**QUOTED TEXT**
Tag Archives: Old Princeton

Redeemer Seminary, the Fundamentalist-Modernist Controversy, and the Parachurching of Reformed Theological Education

Bill Evans head shot

By William B. Evans

[Full Disclosure: For well over twenty years I’ve taught at a denominationally affiliated College and Seminary.]

Readers of this blog are probably aware of my interest in theological education (e.g., here and here and here). Although I’ve spent much of my professional academic career teaching undergraduates, I’ve also taught on the seminary level at a number of institutions. I have friends and acquaintances teaching at many seminaries, and I keep my ear to the ground.

The impending closure of the Redeemer Seminary in Dallas, Texas is now known to many. Responding to overtures from the Redeemer Board, Reformed Theological Seminary will, according to RTS Chancellor Ligon Duncan, implement “a two-step plan whereby Redeemer would ‘close with dignity’ and RTS would petition ATS and SACS to begin offering theological education in Dallas, while helping Redeemer and its students in all possible, prudent ways.”

Having taught systematic theology at Redeemer as an adjunct professor I’m sad for the students, whom I found to be both engaged and engaging, the faculty, and staff. According to reliable reports, all Redeemer faculty and staff will be terminated as of December 31, 2016.

Redeemer Seminary began in 2001 as the Dallas Campus of Westminster Theological Seminary in Philadelphia, and was spun off as in independent institution in 2009. The timing of that development was significant. As WTS in Philadelphia moved steadily to the right in the wake of the Peter Enns controversy (a trajectory I’ve chronicled here and here and here and here), the Redeemer faculty self-consciously sought to perpetuate what has come to be known as “Middle Westminster”—the Westminster ethos that prevailed from the second generation of faculty until the recent lurch to the right and is exemplified by the careful biblical scholarship of people like Moises Silva, Ray Dillard, and Richard Gaffin, and the generous Reformed orthodoxy of systematicians such as Sinclair B. Ferguson (who subsequently was part of the founding faculty at Redeemer). I took two degrees at WTS in the 1980s before going off to Vanderbilt for my Ph.D., so I think I have some background to speak to this.

Doubtless there are multiple backstories here—having to do with leadership, fundraising, and student-recruitment challenges at Redeemer. What I find more interesting is how this particular episode has played out within the larger scope of conservative Reformed theological education, and the way that context has been profoundly conditioned by successive iterations of what has been called the Fundamentalist-Modernist Controversy.

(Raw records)
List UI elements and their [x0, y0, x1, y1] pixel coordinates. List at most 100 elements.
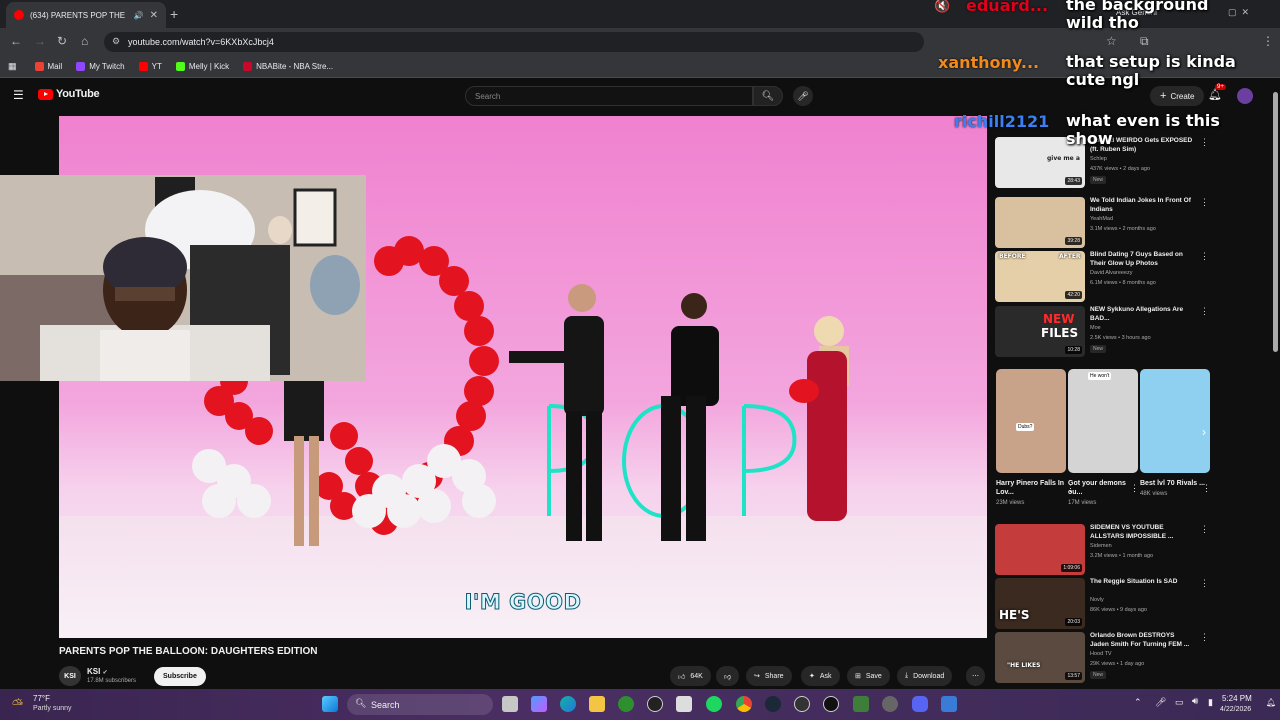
video-thumbnail[interactable]: 20:03 HE'S	[995, 578, 1085, 629]
short-title[interactable]: Best lvl 70 Rivals ...	[1140, 479, 1210, 488]
edge-icon[interactable]	[560, 696, 576, 712]
terminal-icon[interactable]	[823, 696, 839, 712]
xbox-icon[interactable]	[618, 696, 634, 712]
weather-temperature[interactable]: 77°F	[33, 694, 50, 703]
short-item[interactable]: Best lvl 70 Rivals ... 48K views ⋮	[1140, 369, 1211, 497]
speaker-icon[interactable]: 🔊	[134, 11, 144, 20]
forward-icon[interactable]: →	[34, 34, 46, 48]
shorts-next-arrow-icon[interactable]: ›	[1202, 425, 1206, 439]
tray-overflow-icon[interactable]: ⌃	[1134, 697, 1142, 708]
create-button[interactable]: + Create	[1150, 86, 1205, 106]
back-icon[interactable]: ←	[10, 34, 22, 48]
home-icon[interactable]: ⌂	[81, 34, 88, 48]
more-options-icon[interactable]: ⋮	[1200, 524, 1209, 535]
task-view-icon[interactable]	[502, 696, 518, 712]
short-item[interactable]: Dubs? Harry Pinero Falls In Lov... 23M vie…	[996, 369, 1075, 506]
windows-start-icon[interactable]	[322, 696, 338, 712]
recommendation-channel[interactable]: Hood TV	[1090, 651, 1112, 657]
clock-date[interactable]: 4/22/2026	[1220, 706, 1251, 713]
app-icon[interactable]	[941, 696, 957, 712]
recommendation-title[interactable]: Blind Dating 7 Guys Based on Their Glow …	[1090, 251, 1195, 268]
recommendation-item[interactable]: 13:57 "HE LIKES Orlando Brown DESTROYS Jad…	[995, 632, 1209, 684]
reload-icon[interactable]: ↻	[57, 34, 67, 48]
dislike-button[interactable]: 👎︎	[716, 666, 740, 686]
recommendation-channel[interactable]: Sidemen	[1090, 543, 1112, 549]
bookmark-yt[interactable]: YT	[138, 62, 162, 71]
video-thumbnail[interactable]: 42:20 BEFORE AFTER	[995, 251, 1085, 302]
bookmark-mail[interactable]: Mail	[34, 62, 62, 71]
bookmark-kick[interactable]: Melly | Kick	[175, 62, 229, 71]
more-options-icon[interactable]: ⋮	[1130, 483, 1139, 494]
recommendation-item[interactable]: 39:28 We Told Indian Jokes In Front Of In…	[995, 197, 1209, 249]
more-options-icon[interactable]: ⋮	[1200, 197, 1209, 208]
recommendation-channel[interactable]: Novly	[1090, 597, 1104, 603]
more-options-icon[interactable]: ⋮	[1200, 251, 1209, 262]
extensions-icon[interactable]: ⧉	[1140, 34, 1149, 49]
apps-icon[interactable]: ▦	[8, 61, 17, 72]
share-button[interactable]: ↪ Share	[746, 666, 792, 686]
recommendation-title[interactable]: Orlando Brown DESTROYS Jaden Smith For T…	[1090, 632, 1195, 649]
voice-search-button[interactable]: 🎤︎	[793, 86, 813, 106]
more-options-icon[interactable]: ⋮	[1200, 578, 1209, 589]
muted-speaker-icon[interactable]: 🔇	[934, 0, 950, 14]
channel-name[interactable]: KSI ✔	[87, 667, 108, 676]
recommendation-channel[interactable]: David Alvareeezy	[1090, 270, 1133, 276]
close-tab-icon[interactable]: ✕	[150, 10, 158, 21]
bookmark-nbabite[interactable]: NBABite - NBA Stre...	[243, 62, 333, 71]
recommendation-title[interactable]: The Reggie Situation Is SAD	[1090, 578, 1195, 587]
notifications-button[interactable]: 🔔︎ 9+	[1208, 84, 1226, 101]
bookmark-twitch[interactable]: My Twitch	[76, 62, 125, 71]
download-button[interactable]: ⤓ Download	[897, 666, 953, 686]
recommendation-channel[interactable]: Schlep	[1090, 156, 1107, 162]
video-thumbnail[interactable]: 10:28 NEW FILES	[995, 306, 1085, 357]
menu-icon[interactable]: ⋮	[1262, 34, 1274, 48]
hamburger-menu-icon[interactable]: ☰	[13, 88, 24, 102]
recommendation-title[interactable]: NEW Sykkuno Allegations Are BAD...	[1090, 306, 1195, 323]
photos-icon[interactable]	[853, 696, 869, 712]
short-title[interactable]: Got your demons ou...	[1068, 479, 1138, 497]
recommendation-title[interactable]: SIDEMEN VS YOUTUBE ALLSTARS IMPOSSIBLE .…	[1090, 524, 1195, 541]
notification-center-icon[interactable]: 🔔︎	[1266, 698, 1276, 707]
chrome-icon[interactable]	[736, 696, 752, 712]
taskbar-search[interactable]: 🔍︎ Search	[347, 694, 493, 715]
scrollbar-thumb[interactable]	[1273, 92, 1278, 352]
video-thumbnail[interactable]: 1:09:06	[995, 524, 1085, 575]
account-avatar[interactable]	[1237, 88, 1253, 104]
ask-button[interactable]: ✦ Ask	[801, 666, 840, 686]
battery-icon[interactable]: ▮	[1208, 697, 1213, 708]
recommendation-item[interactable]: 10:28 NEW FILES NEW Sykkuno Allegations Are…	[995, 306, 1209, 358]
short-item[interactable]: He won't Got your demons ou... 17M views ⋮	[1068, 369, 1139, 506]
new-tab-button[interactable]: +	[170, 6, 178, 22]
media-player-icon[interactable]	[794, 696, 810, 712]
channel-avatar[interactable]: KSI	[59, 666, 81, 686]
recommendation-channel[interactable]: YeahMad	[1090, 216, 1113, 222]
short-thumbnail[interactable]: He won't	[1068, 369, 1138, 473]
weather-icon[interactable]: ⛅︎	[12, 696, 23, 713]
search-input[interactable]: Search	[465, 86, 753, 106]
spotify-icon[interactable]	[706, 696, 722, 712]
short-title[interactable]: Harry Pinero Falls In Lov...	[996, 479, 1066, 497]
weather-condition[interactable]: Partly sunny	[33, 705, 72, 712]
network-icon[interactable]: ▭	[1175, 697, 1184, 708]
more-options-icon[interactable]: ⋮	[1200, 632, 1209, 643]
subscribe-button[interactable]: Subscribe	[154, 667, 206, 686]
address-bar[interactable]: ⚙ youtube.com/watch?v=6KXbXcJbcj4	[104, 32, 924, 52]
copilot-icon[interactable]	[531, 696, 547, 712]
discord-icon[interactable]	[912, 696, 928, 712]
obs-icon[interactable]	[882, 696, 898, 712]
github-icon[interactable]	[647, 696, 663, 712]
more-actions-button[interactable]: ⋯	[966, 666, 985, 686]
browser-tab[interactable]: (634) PARENTS POP THE BA 🔊 ✕	[6, 2, 166, 28]
store-icon[interactable]	[676, 696, 692, 712]
short-thumbnail[interactable]	[1140, 369, 1210, 473]
more-options-icon[interactable]: ⋮	[1200, 306, 1209, 317]
more-options-icon[interactable]: ⋮	[1202, 483, 1211, 494]
recommendation-item[interactable]: 1:09:06 SIDEMEN VS YOUTUBE ALLSTARS IMPOS…	[995, 524, 1209, 576]
short-thumbnail[interactable]: Dubs?	[996, 369, 1066, 473]
steam-icon[interactable]	[765, 696, 781, 712]
video-thumbnail[interactable]: 39:28	[995, 197, 1085, 248]
recommendation-item[interactable]: 20:03 HE'S The Reggie Situation Is SAD Novl…	[995, 578, 1209, 630]
recommendation-channel[interactable]: Moe	[1090, 325, 1101, 331]
youtube-logo[interactable]: YouTube	[38, 88, 100, 100]
bookmark-star-icon[interactable]: ☆	[1106, 34, 1117, 48]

**GIVEN EXERCISE**
Continue the blog post about the closure of Redeemer Seminary, picking up right after its last sentence. The data shown is not needed for this exercise.

**EXERCISE RESULT**
As those with an interest in church history are aware, the Fundamentalist-Modernist Controversy proper raged in earnest from about 1920 until 1930, with conflict especially prominent in the Northern Presbyterian and Northern Baptist churches, with the former especially important for our purposes (the best study of which is Bradley J. Longfield, The Presbyterian Controversy: Fundamentalists, Modernists, and Moderates [Oxford UP, 1991]). By 1926, conservative efforts to enforce creedal orthodoxy and biblical authority had failed and the PCUSA moved steadily in the direction of a more inclusive and diverse vision (a history ably chronicled in Lefferts Loetscher’s The Broadening Church: A Study of Theological Issues in the Presbyterian Church since 1869 [UPenn, 1954]). In 1929 Princeton Theological Seminary (until then a conservative bastion) was reorganized so as to reflect the theological diversity present in the church, and J. Gresham Machen and other conservatives promptly left Princeton to form Westminster Theological Seminary in Philadelphia. With the formation of Westminster a template was established—when conservatives lost control of denominational educational institutions they moved on to form independent, parachurch agencies to replace them. This template would be used repeatedly in subsequent decades.

By the 1950s, similar conflicts over doctrine and Scripture were raging in the Southern Presbyterian Church (then known as the PCUS), and these debates eventually led to the formation of Reformed Theological Seminary (RTS) in Jackson, Mississippi in 1966 and the Presbyterian Church in America in 1973. RTS was even more explicitly parachurch in its organization—to this day its governing board is made up of laymen (primarily attorneys and businessmen) rather than ministers. Unencumbered by denominational constraints and enjoying both able leadership and considerable financial support, RTS has since expanded beyond its origins in Jackson to campuses in Orlando, Charlotte, Washington, DC, Atlanta, Houston, Memphis, New York City, RTS Virtual, and now Dallas. As an RTS executive said to me recently, RTS has figured out a financially viable model of professional theological education. He’s right, and RTS has been very aggressive in pursuing that model.

Fast forward to the 1970s through the 1990s as somewhat analogous conflicts emerged within the Dutch Reformed community in this country (though the ethnic character of the Christian Reformed Church meant that these debates would have a somewhat different character and result). Concerns about the denominational seminary (Calvin Theological Seminary in Grand Rapids), led to two more parachurch seminaries being formed—Mid-America Reformed Seminary (initially located in Iowa before moving to Dyer, Indiana) and Westminster Seminary in California.

Of course, there are still denominational seminaries in the conservative Reformed orbit—Covenant Theological Seminary (PCA) and Erskine Theological Seminary (ARPC) come to mind—but one fact is abundantly clear: the conservative Reformed community has in large measure outsourced theological education to parachurch agencies. For all the blather in such circles about “connectionalism,” when it comes to theological education at least, conservative Presbyterians don’t seem to have much of an ecclesiology!

It’s worth noting that conservative Lutherans and Southern Baptists don’t do things this way. There the emphasis is on church-affiliated seminaries, and those denominational schools are doing quite well.   In fact, efforts to form more moderate-liberal schools in the wake of conservative victories in the SBC (e.g., the Cooperative Baptist schools) and the Lutheran Church Missouri Synod (SEMINEX) have not been particularly successful.

The difference here is both obvious and crucial—theological conservatives in both the LCMS and the SBC were able to gain and maintain control of their seminaries, while the Presbyterians lost Princeton, and Union in Virginia, and so on, and thus felt compelled to adopt the parachurch model.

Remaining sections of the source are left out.